Return the entries verbatim and drop every picture.

Source data:
|---|
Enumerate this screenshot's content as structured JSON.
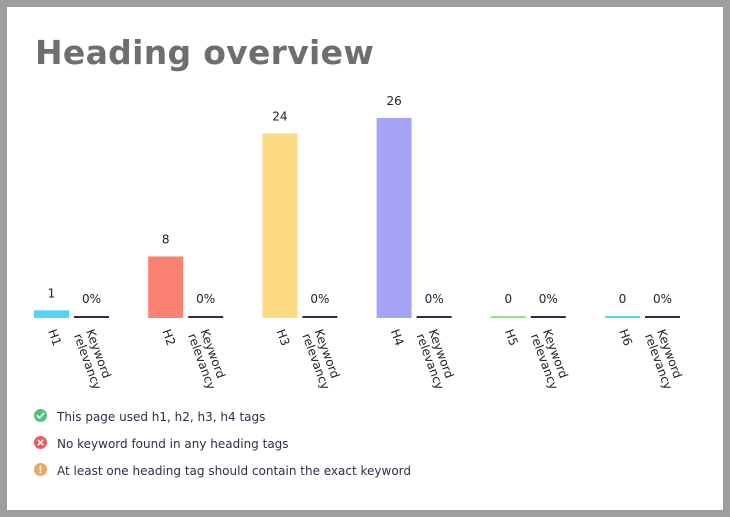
{
  "title": "Heading overview",
  "chart_data": {
    "type": "bar",
    "categories": [
      "H1",
      "H2",
      "H3",
      "H4",
      "H5",
      "H6"
    ],
    "series": [
      {
        "values": [
          1,
          8,
          24,
          26,
          0,
          0
        ],
        "labels": [
          "1",
          "8",
          "24",
          "26",
          "0",
          "0"
        ],
        "colors": [
          "#56d4f7",
          "#fb8273",
          "#fdda84",
          "#a4a3f5",
          "#8ae67c",
          "#56d4f7"
        ]
      },
      {
        "values": [
          0,
          0,
          0,
          0,
          0,
          0
        ],
        "labels": [
          "0%",
          "0%",
          "0%",
          "0%",
          "0%",
          "0%"
        ],
        "color": "#2b2f45"
      }
    ],
    "tick_labels": [
      "H1",
      "Keyword relevancy",
      "H2",
      "Keyword relevancy",
      "H3",
      "Keyword relevancy",
      "H4",
      "Keyword relevancy",
      "H5",
      "Keyword relevancy",
      "H6",
      "Keyword relevancy"
    ],
    "ylim": [
      0,
      26
    ],
    "grid": false,
    "legend": "none"
  },
  "notes": [
    {
      "text": "This page used h1, h2, h3, h4 tags",
      "status": "success",
      "color": "#4fc37a",
      "icon": "check-icon"
    },
    {
      "text": "No keyword found in any heading tags",
      "status": "error",
      "color": "#ea5b5b",
      "icon": "cross-icon"
    },
    {
      "text": "At least one heading tag should contain the exact keyword",
      "status": "warning",
      "color": "#f2a35e",
      "icon": "exclamation-icon"
    }
  ]
}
|---|
Answer for this exercise:
Enumerate this screenshot's content as structured JSON.
{
  "title": "Heading overview",
  "chart_data": {
    "type": "bar",
    "categories": [
      "H1",
      "H2",
      "H3",
      "H4",
      "H5",
      "H6"
    ],
    "series": [
      {
        "values": [
          1,
          8,
          24,
          26,
          0,
          0
        ],
        "labels": [
          "1",
          "8",
          "24",
          "26",
          "0",
          "0"
        ],
        "colors": [
          "#56d4f7",
          "#fb8273",
          "#fdda84",
          "#a4a3f5",
          "#8ae67c",
          "#56d4f7"
        ]
      },
      {
        "values": [
          0,
          0,
          0,
          0,
          0,
          0
        ],
        "labels": [
          "0%",
          "0%",
          "0%",
          "0%",
          "0%",
          "0%"
        ],
        "color": "#2b2f45"
      }
    ],
    "tick_labels": [
      "H1",
      "Keyword relevancy",
      "H2",
      "Keyword relevancy",
      "H3",
      "Keyword relevancy",
      "H4",
      "Keyword relevancy",
      "H5",
      "Keyword relevancy",
      "H6",
      "Keyword relevancy"
    ],
    "ylim": [
      0,
      26
    ],
    "grid": false,
    "legend": "none"
  },
  "notes": [
    {
      "text": "This page used h1, h2, h3, h4 tags",
      "status": "success",
      "color": "#4fc37a",
      "icon": "check-icon"
    },
    {
      "text": "No keyword found in any heading tags",
      "status": "error",
      "color": "#ea5b5b",
      "icon": "cross-icon"
    },
    {
      "text": "At least one heading tag should contain the exact keyword",
      "status": "warning",
      "color": "#f2a35e",
      "icon": "exclamation-icon"
    }
  ]
}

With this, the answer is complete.